It’s very graphic descriptive language that describes the anguish of the person caught in the throes of your mortal enemy. So that’s the dilemma that the psalmist finds himself in. And certainly there are those of us who can relate to that at various points in our lives. There are people in the context of this church and the church in Seattle that for instance in terms of physical distresses I’m sure felt that grip of terrors of death getting a hold of them almost literally through various things happening in their bodies and in their physical torments. And that’s the sort of thing that’s described here by the psalmist.
He goes on then to talk about his prayer. What does he do in the context of this tremendous attack from without? “Then I called upon the name of the Lord. Oh Lord, I beseech thee, deliver my soul.”
At the center really of this psalm are two things. One, the cry for help and then the basis of his faith which we’ll get to later on. But this calling on God for help in time of trouble again is a characteristic of the Christian faith. And in those times when death gets a hold of us or the sorrows of death encompass about and the pains of terror grab us, that’s when we’re to call on God. And that’s what the psalmist does. He calls upon the name of the Lord in verse 4.
So we have an introduction, we’ve got a dilemma, we’ve got a prayer, and then of course we have the central part of this—the largest number of verses, verses 5 through 8—that describe the answer of God and the salvation that has been affected.
“Gracious is the Lord and righteous. Yeah, our God is merciful.”
The answer to the prayer comes out of God’s very character. God doesn’t do something for the psalmist that is unusual for him. He does something that is an extension of his person to the psalmist, to those that are elect, to those that God has called forth to demonstrate his mercy and compassion on. So out of the center of this salvation, it comes out of the center of God’s very being in verse 5.
Verse 6: “The Lord preserves the simple. I was brought low and he helps me.”
The simple can be translated silly or stupid here. That’s the kind of the word it is. There’s nothing in us that deserves this from God. He reaches out and helps those who are so simple and so silly that they get themselves into these sorts of dilemmas. From the human perspective, of course, in the perspective of God, he has brought this to pass for a specific reason—to increase our thanksgiving to him.

• **Your tasks**
• A. In the psalm commentary, copy the passage that begins at "So we have an" and ends after "has been affected.", and substitute "opening" for "introduction".
• B. Write the next part of the psalm commentary, picking up right after its final sentence.

• **Collected material**

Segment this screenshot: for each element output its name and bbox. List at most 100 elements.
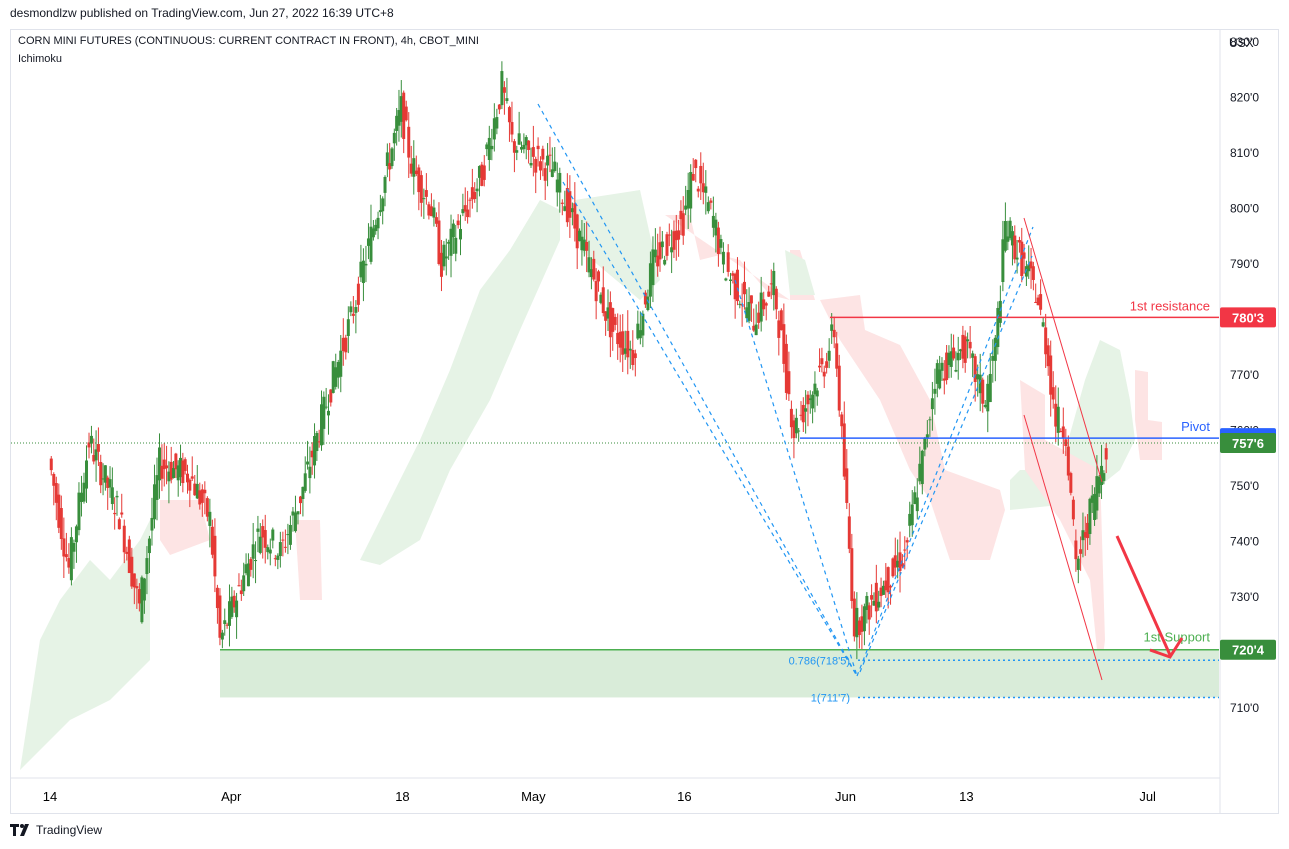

• **Answers to the problems**
• A.
So we have an opening, we’ve got a dilemma, we’ve got a prayer, and then of course we have the central part of this—the largest number of verses, verses 5 through 8—that describe the answer of God and the salvation that has been affected.

• B.
As we’ll see as we go through this, the Lord preserves the simpler, the silly. “Return unto thy rest, oh my soul, for the Lord hath dealt bountifully with thee.”
In other words, the dilemma, the terror, the death that was coming upon him that caused tremendous unrest in his soul. He was in great anguish and torment of soul. He was in the dark hour of the soul, the midnight of the soul, so to speak. He was not at rest.
And so when salvation comes, salvation is characterized not just out of flowing out of the person of God, but then changing us as he reaches out to us. He takes us from unrest and he translates us into a position of rest. And so the psalmist acknowledges this and says, “Return unto thy rest, oh my soul, for the Lord hath dealt bountifully with thee. Thou hast delivered my soul from death, mine eyes from tears, and my feet from falling.”
“My soul from death”—we see there the release from despondency and physical torment, as well as a spiritual torment. “My eyes from tears”—sadness, and anguish that results in the eyes being overwhelmed with tears. “And my feet from falling”—you delivered me also from sinning even further in my rebellion against you. He spares his feet from falling in terms of sin or calamity. And so the deliverance is portrayed in verses 5 through 8.
The salvation that God brings to us, springing out of his character, being gracious to us, preserving us though we’re sin, returning us to a state of rest by releasing us from physical danger, from spiritual torment, from sadness and despondency, and from sin itself. And that’s the nature of salvation portrayed for us here. And then verse 9 says, “I will walk before the Lord in the land of the living.”
That’s really a further extension of the picture of salvation. In other words, “I was in the land of death. I was in the land of dismay and God’s face not shining upon me and despondency. And now I’ve been returned into the land of the living and I will walk before the Lord in the land of the living.”
And then verses 10 and 11, I think here at the heart—we had an introduction in verses 1 and 2. We had the dilemma pictured for us in verse 3. We had the prayer for deliverance in verse 4. We had salvation pictured in verses 5-9. And then in verse 10 and 11, we have, I believe, the confession of faith that leads to this deliverance. At the core of this is the prayer for deliverance. But there’s also a profession of faith here. And that’s what’s described for us, I believe, in verses 10 and 11.
And this is what helps us, I think, to properly understand the phrase “all men are liars.”
Verses 10 and 11 read: “I believed, therefore have I spoken. I was greatly afflicted. I said in my haste all men are liars.”
What does this mean? Some people believe that this is a confession of sin. “I said in my haste all men are liars. I shouldn’t have been hasty. I should have spoken more slowly. I should have considered the words of my mouth.” This is a confession of sin. But others believe it is actually a confession of faith. And I think that’s what it is as well because of the context.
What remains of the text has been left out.